--- Data records ---

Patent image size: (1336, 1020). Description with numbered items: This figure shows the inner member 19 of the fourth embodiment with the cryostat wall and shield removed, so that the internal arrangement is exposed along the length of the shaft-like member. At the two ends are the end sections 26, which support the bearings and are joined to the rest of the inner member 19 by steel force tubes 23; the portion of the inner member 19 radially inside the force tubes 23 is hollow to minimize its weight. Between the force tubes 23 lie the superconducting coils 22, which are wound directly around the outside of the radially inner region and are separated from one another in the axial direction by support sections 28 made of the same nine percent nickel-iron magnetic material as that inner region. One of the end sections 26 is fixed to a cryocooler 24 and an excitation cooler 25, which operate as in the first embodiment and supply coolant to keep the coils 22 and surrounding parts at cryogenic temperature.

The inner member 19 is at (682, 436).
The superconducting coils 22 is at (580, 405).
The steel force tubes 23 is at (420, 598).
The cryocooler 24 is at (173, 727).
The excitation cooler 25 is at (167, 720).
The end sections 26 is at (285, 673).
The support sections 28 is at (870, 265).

---

> _Problem_:
Give the entries as a numbered list, from the first line up to and including the line containing "The cryocooler 24 is at (173, 727).", leaving out blank lines.

> _Right answer_:
1. Patent image size: (1336, 1020). Description with numbered items: This figure shows the inner member 19 of the fourth embodiment with the cryostat wall and shield removed, so that the internal arrangement is exposed along the length of the shaft-like member. At the two ends are the end sections 26, which support the bearings and are joined to the rest of the inner member 19 by steel force tubes 23; the portion of the inner member 19 radially inside the force tubes 23 is hollow to minimize its weight. Between the force tubes 23 lie the superconducting coils 22, which are wound directly around the outside of the radially inner region and are separated from one another in the axial direction by support sections 28 made of the same nine percent nickel-iron magnetic material as that inner region. One of the end sections 26 is fixed to a cryocooler 24 and an excitation cooler 25, which operate as in the first embodiment and supply coolant to keep the coils 22 and surrounding parts at cryogenic temperature.
2. The inner member 19 is at (682, 436).
3. The superconducting coils 22 is at (580, 405).
4. The steel force tubes 23 is at (420, 598).
5. The cryocooler 24 is at (173, 727).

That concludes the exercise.